WHAT YOU WILL DO: Reproduce every line of the material below, but drop the pictures.

DATASET RECORDS:
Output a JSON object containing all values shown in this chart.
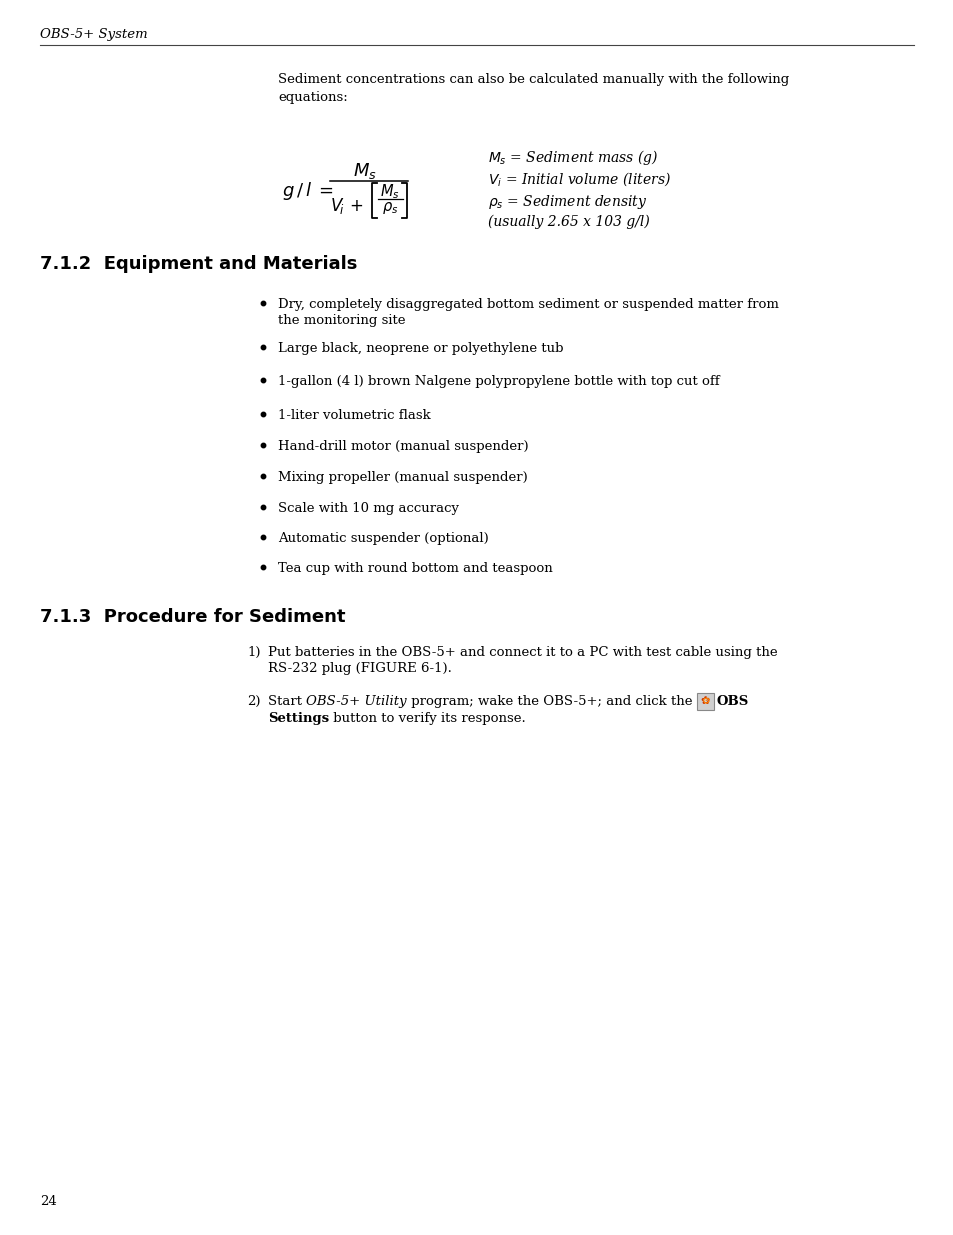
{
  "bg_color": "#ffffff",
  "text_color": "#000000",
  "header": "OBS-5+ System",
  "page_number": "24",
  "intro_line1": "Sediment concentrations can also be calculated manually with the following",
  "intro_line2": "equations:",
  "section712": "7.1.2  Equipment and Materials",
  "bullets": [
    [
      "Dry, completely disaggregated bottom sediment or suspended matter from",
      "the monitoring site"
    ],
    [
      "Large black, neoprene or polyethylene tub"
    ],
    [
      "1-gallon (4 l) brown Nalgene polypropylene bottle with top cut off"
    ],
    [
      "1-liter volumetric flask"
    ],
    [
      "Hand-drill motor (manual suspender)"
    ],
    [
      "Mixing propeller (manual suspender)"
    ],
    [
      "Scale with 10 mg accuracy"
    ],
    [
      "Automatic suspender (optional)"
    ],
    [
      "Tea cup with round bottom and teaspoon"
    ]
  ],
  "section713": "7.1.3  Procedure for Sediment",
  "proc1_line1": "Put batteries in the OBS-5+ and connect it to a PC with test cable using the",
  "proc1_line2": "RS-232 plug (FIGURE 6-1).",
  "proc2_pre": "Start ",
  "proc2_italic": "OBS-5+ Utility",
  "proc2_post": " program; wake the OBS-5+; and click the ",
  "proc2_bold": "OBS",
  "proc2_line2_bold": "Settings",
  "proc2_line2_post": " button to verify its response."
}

SOLVED PROBLEM:
Output a JSON object containing all values shown in this chart.
{
  "bg_color": "#ffffff",
  "text_color": "#000000",
  "header": "OBS-5+ System",
  "page_number": "24",
  "intro_line1": "Sediment concentrations can also be calculated manually with the following",
  "intro_line2": "equations:",
  "section712": "7.1.2  Equipment and Materials",
  "bullets": [
    [
      "Dry, completely disaggregated bottom sediment or suspended matter from",
      "the monitoring site"
    ],
    [
      "Large black, neoprene or polyethylene tub"
    ],
    [
      "1-gallon (4 l) brown Nalgene polypropylene bottle with top cut off"
    ],
    [
      "1-liter volumetric flask"
    ],
    [
      "Hand-drill motor (manual suspender)"
    ],
    [
      "Mixing propeller (manual suspender)"
    ],
    [
      "Scale with 10 mg accuracy"
    ],
    [
      "Automatic suspender (optional)"
    ],
    [
      "Tea cup with round bottom and teaspoon"
    ]
  ],
  "section713": "7.1.3  Procedure for Sediment",
  "proc1_line1": "Put batteries in the OBS-5+ and connect it to a PC with test cable using the",
  "proc1_line2": "RS-232 plug (FIGURE 6-1).",
  "proc2_pre": "Start ",
  "proc2_italic": "OBS-5+ Utility",
  "proc2_post": " program; wake the OBS-5+; and click the ",
  "proc2_bold": "OBS",
  "proc2_line2_bold": "Settings",
  "proc2_line2_post": " button to verify its response."
}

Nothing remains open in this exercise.